### Do this
Tally up the lines where the string "code" appears; reply with the number only.

⟨

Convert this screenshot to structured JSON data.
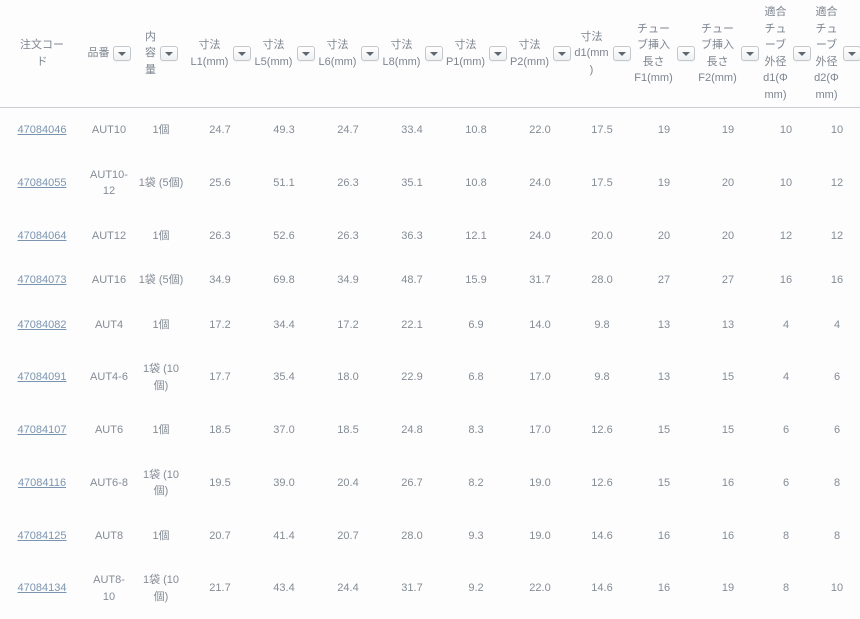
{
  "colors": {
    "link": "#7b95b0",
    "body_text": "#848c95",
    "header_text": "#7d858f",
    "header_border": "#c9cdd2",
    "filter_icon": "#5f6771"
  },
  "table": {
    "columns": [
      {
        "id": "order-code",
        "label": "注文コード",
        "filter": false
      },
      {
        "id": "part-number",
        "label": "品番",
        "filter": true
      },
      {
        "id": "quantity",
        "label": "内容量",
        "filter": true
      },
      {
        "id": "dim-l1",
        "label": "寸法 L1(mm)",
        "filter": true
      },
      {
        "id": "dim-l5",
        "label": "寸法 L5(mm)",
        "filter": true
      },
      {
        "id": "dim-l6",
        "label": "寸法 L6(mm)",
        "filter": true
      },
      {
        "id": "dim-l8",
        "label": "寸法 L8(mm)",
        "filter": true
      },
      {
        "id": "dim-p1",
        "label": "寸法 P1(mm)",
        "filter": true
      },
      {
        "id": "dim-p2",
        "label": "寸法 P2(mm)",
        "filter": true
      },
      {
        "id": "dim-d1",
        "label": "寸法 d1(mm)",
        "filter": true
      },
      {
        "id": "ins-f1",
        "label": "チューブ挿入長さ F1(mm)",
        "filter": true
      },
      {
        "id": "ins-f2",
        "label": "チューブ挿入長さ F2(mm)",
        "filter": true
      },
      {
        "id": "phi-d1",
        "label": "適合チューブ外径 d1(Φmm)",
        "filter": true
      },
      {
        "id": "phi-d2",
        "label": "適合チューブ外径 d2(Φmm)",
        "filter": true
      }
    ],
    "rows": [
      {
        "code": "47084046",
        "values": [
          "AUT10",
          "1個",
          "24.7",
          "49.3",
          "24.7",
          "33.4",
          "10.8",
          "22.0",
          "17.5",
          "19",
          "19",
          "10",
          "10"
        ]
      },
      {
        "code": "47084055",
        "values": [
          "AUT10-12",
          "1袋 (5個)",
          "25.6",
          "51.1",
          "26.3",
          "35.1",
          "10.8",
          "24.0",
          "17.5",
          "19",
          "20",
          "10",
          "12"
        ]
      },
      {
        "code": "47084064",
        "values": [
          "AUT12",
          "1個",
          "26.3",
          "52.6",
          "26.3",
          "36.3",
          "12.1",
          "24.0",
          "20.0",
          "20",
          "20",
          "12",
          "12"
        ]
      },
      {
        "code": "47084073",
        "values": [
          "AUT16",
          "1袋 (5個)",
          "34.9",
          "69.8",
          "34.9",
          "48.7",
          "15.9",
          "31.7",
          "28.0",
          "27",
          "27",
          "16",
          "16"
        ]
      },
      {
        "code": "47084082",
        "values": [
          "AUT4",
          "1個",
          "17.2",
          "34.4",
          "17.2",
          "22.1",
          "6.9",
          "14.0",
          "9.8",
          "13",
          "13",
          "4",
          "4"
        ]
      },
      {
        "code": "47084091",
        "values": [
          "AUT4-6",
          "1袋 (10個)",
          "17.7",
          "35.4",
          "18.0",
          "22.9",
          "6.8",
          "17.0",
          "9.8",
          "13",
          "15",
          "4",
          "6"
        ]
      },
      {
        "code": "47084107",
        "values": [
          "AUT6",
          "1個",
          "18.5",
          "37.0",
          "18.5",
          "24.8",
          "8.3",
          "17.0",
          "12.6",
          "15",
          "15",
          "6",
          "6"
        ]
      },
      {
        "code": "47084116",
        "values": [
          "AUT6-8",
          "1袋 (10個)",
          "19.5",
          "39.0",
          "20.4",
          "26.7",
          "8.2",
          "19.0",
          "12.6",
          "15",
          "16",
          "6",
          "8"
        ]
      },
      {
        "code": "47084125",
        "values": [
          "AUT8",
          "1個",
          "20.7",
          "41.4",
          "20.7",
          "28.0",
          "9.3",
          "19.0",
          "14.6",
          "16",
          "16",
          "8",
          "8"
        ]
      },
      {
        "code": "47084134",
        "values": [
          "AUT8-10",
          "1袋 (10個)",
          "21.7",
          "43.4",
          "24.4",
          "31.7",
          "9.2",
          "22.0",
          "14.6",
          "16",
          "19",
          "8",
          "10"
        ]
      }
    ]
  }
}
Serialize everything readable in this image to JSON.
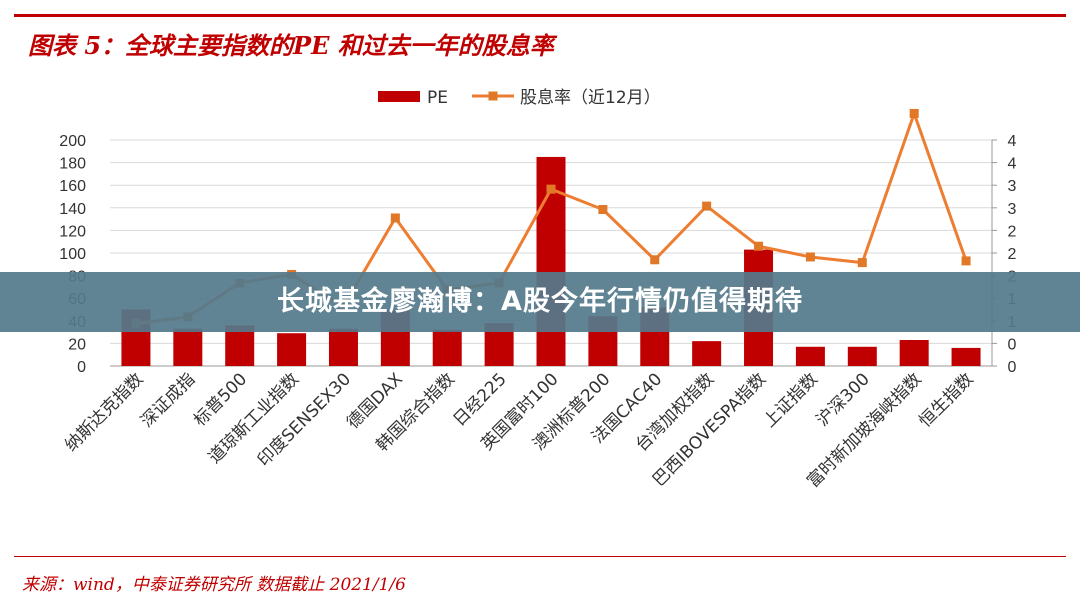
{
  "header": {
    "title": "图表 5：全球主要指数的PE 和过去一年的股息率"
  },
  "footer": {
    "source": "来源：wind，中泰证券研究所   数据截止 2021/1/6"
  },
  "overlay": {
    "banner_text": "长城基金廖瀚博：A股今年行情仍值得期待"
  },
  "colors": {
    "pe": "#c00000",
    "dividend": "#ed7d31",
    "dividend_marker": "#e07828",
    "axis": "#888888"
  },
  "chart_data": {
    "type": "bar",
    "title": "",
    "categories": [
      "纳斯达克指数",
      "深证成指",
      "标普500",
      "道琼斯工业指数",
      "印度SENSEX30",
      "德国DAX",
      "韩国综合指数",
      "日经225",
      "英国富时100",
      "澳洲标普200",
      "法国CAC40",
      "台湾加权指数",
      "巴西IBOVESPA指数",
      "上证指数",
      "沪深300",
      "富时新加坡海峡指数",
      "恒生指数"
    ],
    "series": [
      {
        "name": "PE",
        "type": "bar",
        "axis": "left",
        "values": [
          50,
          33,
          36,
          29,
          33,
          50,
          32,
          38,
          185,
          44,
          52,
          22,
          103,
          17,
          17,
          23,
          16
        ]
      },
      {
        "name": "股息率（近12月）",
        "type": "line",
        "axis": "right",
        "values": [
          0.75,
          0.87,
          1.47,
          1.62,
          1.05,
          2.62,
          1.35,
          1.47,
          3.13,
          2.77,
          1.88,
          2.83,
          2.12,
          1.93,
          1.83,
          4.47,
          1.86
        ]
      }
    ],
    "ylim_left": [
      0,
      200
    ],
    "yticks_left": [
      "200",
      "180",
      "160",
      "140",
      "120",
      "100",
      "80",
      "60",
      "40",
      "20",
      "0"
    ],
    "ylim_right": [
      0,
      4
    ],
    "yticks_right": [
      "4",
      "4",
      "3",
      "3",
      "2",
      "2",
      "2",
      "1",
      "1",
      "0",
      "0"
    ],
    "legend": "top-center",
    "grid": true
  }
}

⟩

### Task answer
11